Exercise details: Give the entries again, word for word.
------------------------------------------------
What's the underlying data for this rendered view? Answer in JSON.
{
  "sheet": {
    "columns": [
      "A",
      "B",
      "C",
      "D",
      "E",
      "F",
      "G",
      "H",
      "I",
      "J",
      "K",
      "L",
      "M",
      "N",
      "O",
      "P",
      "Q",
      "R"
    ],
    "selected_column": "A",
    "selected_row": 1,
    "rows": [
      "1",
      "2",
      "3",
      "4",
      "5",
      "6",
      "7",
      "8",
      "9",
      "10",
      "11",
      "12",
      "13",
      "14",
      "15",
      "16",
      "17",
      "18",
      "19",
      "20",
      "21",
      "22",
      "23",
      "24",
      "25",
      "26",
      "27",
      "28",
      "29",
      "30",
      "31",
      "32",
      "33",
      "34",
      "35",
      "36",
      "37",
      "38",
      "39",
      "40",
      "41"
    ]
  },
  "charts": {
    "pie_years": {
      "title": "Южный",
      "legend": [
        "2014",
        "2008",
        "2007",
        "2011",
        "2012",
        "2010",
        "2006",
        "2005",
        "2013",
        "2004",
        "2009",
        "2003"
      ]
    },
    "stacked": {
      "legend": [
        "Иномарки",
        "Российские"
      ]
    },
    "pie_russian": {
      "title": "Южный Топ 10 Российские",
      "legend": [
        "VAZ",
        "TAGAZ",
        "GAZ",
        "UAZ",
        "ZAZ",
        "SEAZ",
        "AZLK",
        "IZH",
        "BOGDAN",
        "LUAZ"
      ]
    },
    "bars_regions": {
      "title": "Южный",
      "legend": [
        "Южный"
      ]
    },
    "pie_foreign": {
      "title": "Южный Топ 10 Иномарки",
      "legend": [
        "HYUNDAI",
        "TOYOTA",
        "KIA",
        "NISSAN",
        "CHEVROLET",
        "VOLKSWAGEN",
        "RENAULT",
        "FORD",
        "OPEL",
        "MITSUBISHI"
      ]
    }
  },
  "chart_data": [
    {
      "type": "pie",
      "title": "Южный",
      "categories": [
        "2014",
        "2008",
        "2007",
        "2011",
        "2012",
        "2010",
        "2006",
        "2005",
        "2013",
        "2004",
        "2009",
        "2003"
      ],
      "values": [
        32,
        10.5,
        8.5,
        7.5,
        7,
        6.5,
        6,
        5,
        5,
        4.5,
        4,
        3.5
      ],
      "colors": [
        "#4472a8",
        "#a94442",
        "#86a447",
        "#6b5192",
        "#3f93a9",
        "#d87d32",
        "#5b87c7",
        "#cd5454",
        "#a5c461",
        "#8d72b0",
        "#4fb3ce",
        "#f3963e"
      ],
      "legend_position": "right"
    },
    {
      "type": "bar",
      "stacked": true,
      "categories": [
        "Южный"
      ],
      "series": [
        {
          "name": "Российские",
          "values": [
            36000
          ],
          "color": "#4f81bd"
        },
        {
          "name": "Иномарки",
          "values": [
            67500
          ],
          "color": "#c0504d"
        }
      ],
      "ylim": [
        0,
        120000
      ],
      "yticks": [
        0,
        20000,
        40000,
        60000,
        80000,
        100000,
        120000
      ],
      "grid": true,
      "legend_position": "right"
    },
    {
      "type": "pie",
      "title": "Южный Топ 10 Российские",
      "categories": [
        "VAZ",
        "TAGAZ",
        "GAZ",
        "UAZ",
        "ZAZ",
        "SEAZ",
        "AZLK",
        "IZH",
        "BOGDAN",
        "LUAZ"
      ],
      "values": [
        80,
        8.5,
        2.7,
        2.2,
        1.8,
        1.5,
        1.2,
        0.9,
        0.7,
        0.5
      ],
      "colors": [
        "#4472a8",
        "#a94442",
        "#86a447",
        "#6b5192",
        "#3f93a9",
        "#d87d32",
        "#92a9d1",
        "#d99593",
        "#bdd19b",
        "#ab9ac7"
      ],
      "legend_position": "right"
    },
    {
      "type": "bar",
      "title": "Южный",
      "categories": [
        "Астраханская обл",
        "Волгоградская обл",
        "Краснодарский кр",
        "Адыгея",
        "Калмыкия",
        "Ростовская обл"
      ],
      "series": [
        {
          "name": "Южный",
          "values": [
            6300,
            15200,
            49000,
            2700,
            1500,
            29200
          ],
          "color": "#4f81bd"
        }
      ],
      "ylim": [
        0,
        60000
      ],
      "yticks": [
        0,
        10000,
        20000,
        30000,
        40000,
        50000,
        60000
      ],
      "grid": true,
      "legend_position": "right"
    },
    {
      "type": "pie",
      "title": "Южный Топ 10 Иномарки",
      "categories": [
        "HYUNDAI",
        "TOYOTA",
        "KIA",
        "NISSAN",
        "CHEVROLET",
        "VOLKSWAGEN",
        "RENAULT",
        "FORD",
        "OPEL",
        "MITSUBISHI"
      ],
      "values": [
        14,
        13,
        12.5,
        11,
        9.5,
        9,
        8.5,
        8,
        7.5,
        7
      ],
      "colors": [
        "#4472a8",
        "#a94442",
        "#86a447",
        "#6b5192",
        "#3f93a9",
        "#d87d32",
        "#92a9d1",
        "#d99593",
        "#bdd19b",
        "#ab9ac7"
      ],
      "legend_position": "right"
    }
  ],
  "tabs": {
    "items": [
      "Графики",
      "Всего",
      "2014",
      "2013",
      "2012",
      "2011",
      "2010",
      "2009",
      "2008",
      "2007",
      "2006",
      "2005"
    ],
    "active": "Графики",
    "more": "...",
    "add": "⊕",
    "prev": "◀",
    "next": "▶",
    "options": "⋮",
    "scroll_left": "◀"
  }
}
------------------------------------------------
Written response:
What's the underlying data for this rendered view? Answer in JSON.
{
  "sheet": {
    "columns": [
      "A",
      "B",
      "C",
      "D",
      "E",
      "F",
      "G",
      "H",
      "I",
      "J",
      "K",
      "L",
      "M",
      "N",
      "O",
      "P",
      "Q",
      "R"
    ],
    "selected_column": "A",
    "selected_row": 1,
    "rows": [
      "1",
      "2",
      "3",
      "4",
      "5",
      "6",
      "7",
      "8",
      "9",
      "10",
      "11",
      "12",
      "13",
      "14",
      "15",
      "16",
      "17",
      "18",
      "19",
      "20",
      "21",
      "22",
      "23",
      "24",
      "25",
      "26",
      "27",
      "28",
      "29",
      "30",
      "31",
      "32",
      "33",
      "34",
      "35",
      "36",
      "37",
      "38",
      "39",
      "40",
      "41"
    ]
  },
  "charts": {
    "pie_years": {
      "title": "Южный",
      "legend": [
        "2014",
        "2008",
        "2007",
        "2011",
        "2012",
        "2010",
        "2006",
        "2005",
        "2013",
        "2004",
        "2009",
        "2003"
      ]
    },
    "stacked": {
      "legend": [
        "Иномарки",
        "Российские"
      ]
    },
    "pie_russian": {
      "title": "Южный Топ 10 Российские",
      "legend": [
        "VAZ",
        "TAGAZ",
        "GAZ",
        "UAZ",
        "ZAZ",
        "SEAZ",
        "AZLK",
        "IZH",
        "BOGDAN",
        "LUAZ"
      ]
    },
    "bars_regions": {
      "title": "Южный",
      "legend": [
        "Южный"
      ]
    },
    "pie_foreign": {
      "title": "Южный Топ 10 Иномарки",
      "legend": [
        "HYUNDAI",
        "TOYOTA",
        "KIA",
        "NISSAN",
        "CHEVROLET",
        "VOLKSWAGEN",
        "RENAULT",
        "FORD",
        "OPEL",
        "MITSUBISHI"
      ]
    }
  },
  "chart_data": [
    {
      "type": "pie",
      "title": "Южный",
      "categories": [
        "2014",
        "2008",
        "2007",
        "2011",
        "2012",
        "2010",
        "2006",
        "2005",
        "2013",
        "2004",
        "2009",
        "2003"
      ],
      "values": [
        32,
        10.5,
        8.5,
        7.5,
        7,
        6.5,
        6,
        5,
        5,
        4.5,
        4,
        3.5
      ],
      "colors": [
        "#4472a8",
        "#a94442",
        "#86a447",
        "#6b5192",
        "#3f93a9",
        "#d87d32",
        "#5b87c7",
        "#cd5454",
        "#a5c461",
        "#8d72b0",
        "#4fb3ce",
        "#f3963e"
      ],
      "legend_position": "right"
    },
    {
      "type": "bar",
      "stacked": true,
      "categories": [
        "Южный"
      ],
      "series": [
        {
          "name": "Российские",
          "values": [
            36000
          ],
          "color": "#4f81bd"
        },
        {
          "name": "Иномарки",
          "values": [
            67500
          ],
          "color": "#c0504d"
        }
      ],
      "ylim": [
        0,
        120000
      ],
      "yticks": [
        0,
        20000,
        40000,
        60000,
        80000,
        100000,
        120000
      ],
      "grid": true,
      "legend_position": "right"
    },
    {
      "type": "pie",
      "title": "Южный Топ 10 Российские",
      "categories": [
        "VAZ",
        "TAGAZ",
        "GAZ",
        "UAZ",
        "ZAZ",
        "SEAZ",
        "AZLK",
        "IZH",
        "BOGDAN",
        "LUAZ"
      ],
      "values": [
        80,
        8.5,
        2.7,
        2.2,
        1.8,
        1.5,
        1.2,
        0.9,
        0.7,
        0.5
      ],
      "colors": [
        "#4472a8",
        "#a94442",
        "#86a447",
        "#6b5192",
        "#3f93a9",
        "#d87d32",
        "#92a9d1",
        "#d99593",
        "#bdd19b",
        "#ab9ac7"
      ],
      "legend_position": "right"
    },
    {
      "type": "bar",
      "title": "Южный",
      "categories": [
        "Астраханская обл",
        "Волгоградская обл",
        "Краснодарский кр",
        "Адыгея",
        "Калмыкия",
        "Ростовская обл"
      ],
      "series": [
        {
          "name": "Южный",
          "values": [
            6300,
            15200,
            49000,
            2700,
            1500,
            29200
          ],
          "color": "#4f81bd"
        }
      ],
      "ylim": [
        0,
        60000
      ],
      "yticks": [
        0,
        10000,
        20000,
        30000,
        40000,
        50000,
        60000
      ],
      "grid": true,
      "legend_position": "right"
    },
    {
      "type": "pie",
      "title": "Южный Топ 10 Иномарки",
      "categories": [
        "HYUNDAI",
        "TOYOTA",
        "KIA",
        "NISSAN",
        "CHEVROLET",
        "VOLKSWAGEN",
        "RENAULT",
        "FORD",
        "OPEL",
        "MITSUBISHI"
      ],
      "values": [
        14,
        13,
        12.5,
        11,
        9.5,
        9,
        8.5,
        8,
        7.5,
        7
      ],
      "colors": [
        "#4472a8",
        "#a94442",
        "#86a447",
        "#6b5192",
        "#3f93a9",
        "#d87d32",
        "#92a9d1",
        "#d99593",
        "#bdd19b",
        "#ab9ac7"
      ],
      "legend_position": "right"
    }
  ],
  "tabs": {
    "items": [
      "Графики",
      "Всего",
      "2014",
      "2013",
      "2012",
      "2011",
      "2010",
      "2009",
      "2008",
      "2007",
      "2006",
      "2005"
    ],
    "active": "Графики",
    "more": "...",
    "add": "⊕",
    "prev": "◀",
    "next": "▶",
    "options": "⋮",
    "scroll_left": "◀"
  }
}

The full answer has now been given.